What you will do -> Copy out all the entries word for word.

Supplied records ->
┏━━

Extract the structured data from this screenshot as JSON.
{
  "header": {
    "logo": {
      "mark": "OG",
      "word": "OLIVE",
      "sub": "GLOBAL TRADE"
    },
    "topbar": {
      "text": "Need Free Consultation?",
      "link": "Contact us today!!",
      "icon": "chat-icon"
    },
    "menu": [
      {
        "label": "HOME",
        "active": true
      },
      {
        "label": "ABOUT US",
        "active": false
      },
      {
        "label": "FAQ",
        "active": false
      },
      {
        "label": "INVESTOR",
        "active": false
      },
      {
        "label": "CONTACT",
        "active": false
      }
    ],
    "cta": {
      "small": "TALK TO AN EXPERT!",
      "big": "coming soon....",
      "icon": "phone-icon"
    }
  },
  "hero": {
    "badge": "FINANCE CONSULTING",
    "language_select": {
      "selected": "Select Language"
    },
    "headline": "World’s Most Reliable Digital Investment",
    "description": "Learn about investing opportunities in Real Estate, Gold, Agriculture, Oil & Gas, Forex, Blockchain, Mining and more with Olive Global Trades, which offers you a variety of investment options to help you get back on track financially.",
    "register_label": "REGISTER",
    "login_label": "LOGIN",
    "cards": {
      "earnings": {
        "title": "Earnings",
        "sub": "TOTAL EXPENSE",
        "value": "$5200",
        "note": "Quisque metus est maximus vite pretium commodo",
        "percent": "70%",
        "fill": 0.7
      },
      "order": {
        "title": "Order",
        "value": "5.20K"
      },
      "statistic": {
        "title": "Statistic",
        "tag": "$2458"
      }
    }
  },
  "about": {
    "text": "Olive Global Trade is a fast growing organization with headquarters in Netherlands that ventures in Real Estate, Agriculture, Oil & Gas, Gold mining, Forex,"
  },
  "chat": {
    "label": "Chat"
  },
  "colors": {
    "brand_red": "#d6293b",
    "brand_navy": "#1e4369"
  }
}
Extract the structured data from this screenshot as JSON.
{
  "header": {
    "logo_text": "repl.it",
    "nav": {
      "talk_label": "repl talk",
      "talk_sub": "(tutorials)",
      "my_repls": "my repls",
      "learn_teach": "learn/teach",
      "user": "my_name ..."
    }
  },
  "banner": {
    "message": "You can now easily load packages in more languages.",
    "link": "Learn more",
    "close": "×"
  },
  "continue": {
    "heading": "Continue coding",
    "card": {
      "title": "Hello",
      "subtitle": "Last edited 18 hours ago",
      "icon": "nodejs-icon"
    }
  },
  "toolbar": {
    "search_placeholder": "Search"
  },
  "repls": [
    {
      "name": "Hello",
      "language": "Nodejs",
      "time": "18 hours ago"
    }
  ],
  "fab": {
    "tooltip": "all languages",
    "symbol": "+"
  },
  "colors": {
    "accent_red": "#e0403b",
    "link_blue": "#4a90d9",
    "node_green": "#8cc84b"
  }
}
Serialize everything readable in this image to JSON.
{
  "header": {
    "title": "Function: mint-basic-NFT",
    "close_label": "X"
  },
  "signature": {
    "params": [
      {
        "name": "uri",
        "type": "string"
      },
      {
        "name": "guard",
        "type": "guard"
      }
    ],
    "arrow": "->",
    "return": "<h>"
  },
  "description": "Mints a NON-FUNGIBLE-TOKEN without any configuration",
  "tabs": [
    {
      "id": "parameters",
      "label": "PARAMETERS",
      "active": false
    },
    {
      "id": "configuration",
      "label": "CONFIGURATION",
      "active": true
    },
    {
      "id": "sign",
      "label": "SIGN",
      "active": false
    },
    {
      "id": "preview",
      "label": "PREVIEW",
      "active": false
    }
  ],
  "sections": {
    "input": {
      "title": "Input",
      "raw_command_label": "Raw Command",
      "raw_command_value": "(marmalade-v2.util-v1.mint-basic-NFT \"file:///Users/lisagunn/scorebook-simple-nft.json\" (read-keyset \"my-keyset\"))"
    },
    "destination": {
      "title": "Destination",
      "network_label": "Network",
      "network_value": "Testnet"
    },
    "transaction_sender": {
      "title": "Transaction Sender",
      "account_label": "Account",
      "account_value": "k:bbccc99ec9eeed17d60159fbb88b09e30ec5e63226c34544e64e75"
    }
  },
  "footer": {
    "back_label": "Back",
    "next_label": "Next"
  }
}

┗━━

Task answer ->
Extract the structured data from this screenshot as JSON.
{
  "header": {
    "logo": {
      "mark": "OG",
      "word": "OLIVE",
      "sub": "GLOBAL TRADE"
    },
    "topbar": {
      "text": "Need Free Consultation?",
      "link": "Contact us today!!",
      "icon": "chat-icon"
    },
    "menu": [
      {
        "label": "HOME",
        "active": true
      },
      {
        "label": "ABOUT US",
        "active": false
      },
      {
        "label": "FAQ",
        "active": false
      },
      {
        "label": "INVESTOR",
        "active": false
      },
      {
        "label": "CONTACT",
        "active": false
      }
    ],
    "cta": {
      "small": "TALK TO AN EXPERT!",
      "big": "coming soon....",
      "icon": "phone-icon"
    }
  },
  "hero": {
    "badge": "FINANCE CONSULTING",
    "language_select": {
      "selected": "Select Language"
    },
    "headline": "World’s Most Reliable Digital Investment",
    "description": "Learn about investing opportunities in Real Estate, Gold, Agriculture, Oil & Gas, Forex, Blockchain, Mining and more with Olive Global Trades, which offers you a variety of investment options to help you get back on track financially.",
    "register_label": "REGISTER",
    "login_label": "LOGIN",
    "cards": {
      "earnings": {
        "title": "Earnings",
        "sub": "TOTAL EXPENSE",
        "value": "$5200",
        "note": "Quisque metus est maximus vite pretium commodo",
        "percent": "70%",
        "fill": 0.7
      },
      "order": {
        "title": "Order",
        "value": "5.20K"
      },
      "statistic": {
        "title": "Statistic",
        "tag": "$2458"
      }
    }
  },
  "about": {
    "text": "Olive Global Trade is a fast growing organization with headquarters in Netherlands that ventures in Real Estate, Agriculture, Oil & Gas, Gold mining, Forex,"
  },
  "chat": {
    "label": "Chat"
  },
  "colors": {
    "brand_red": "#d6293b",
    "brand_navy": "#1e4369"
  }
}
Extract the structured data from this screenshot as JSON.
{
  "header": {
    "logo_text": "repl.it",
    "nav": {
      "talk_label": "repl talk",
      "talk_sub": "(tutorials)",
      "my_repls": "my repls",
      "learn_teach": "learn/teach",
      "user": "my_name ..."
    }
  },
  "banner": {
    "message": "You can now easily load packages in more languages.",
    "link": "Learn more",
    "close": "×"
  },
  "continue": {
    "heading": "Continue coding",
    "card": {
      "title": "Hello",
      "subtitle": "Last edited 18 hours ago",
      "icon": "nodejs-icon"
    }
  },
  "toolbar": {
    "search_placeholder": "Search"
  },
  "repls": [
    {
      "name": "Hello",
      "language": "Nodejs",
      "time": "18 hours ago"
    }
  ],
  "fab": {
    "tooltip": "all languages",
    "symbol": "+"
  },
  "colors": {
    "accent_red": "#e0403b",
    "link_blue": "#4a90d9",
    "node_green": "#8cc84b"
  }
}
Serialize everything readable in this image to JSON.
{
  "header": {
    "title": "Function: mint-basic-NFT",
    "close_label": "X"
  },
  "signature": {
    "params": [
      {
        "name": "uri",
        "type": "string"
      },
      {
        "name": "guard",
        "type": "guard"
      }
    ],
    "arrow": "->",
    "return": "<h>"
  },
  "description": "Mints a NON-FUNGIBLE-TOKEN without any configuration",
  "tabs": [
    {
      "id": "parameters",
      "label": "PARAMETERS",
      "active": false
    },
    {
      "id": "configuration",
      "label": "CONFIGURATION",
      "active": true
    },
    {
      "id": "sign",
      "label": "SIGN",
      "active": false
    },
    {
      "id": "preview",
      "label": "PREVIEW",
      "active": false
    }
  ],
  "sections": {
    "input": {
      "title": "Input",
      "raw_command_label": "Raw Command",
      "raw_command_value": "(marmalade-v2.util-v1.mint-basic-NFT \"file:///Users/lisagunn/scorebook-simple-nft.json\" (read-keyset \"my-keyset\"))"
    },
    "destination": {
      "title": "Destination",
      "network_label": "Network",
      "network_value": "Testnet"
    },
    "transaction_sender": {
      "title": "Transaction Sender",
      "account_label": "Account",
      "account_value": "k:bbccc99ec9eeed17d60159fbb88b09e30ec5e63226c34544e64e75"
    }
  },
  "footer": {
    "back_label": "Back",
    "next_label": "Next"
  }
}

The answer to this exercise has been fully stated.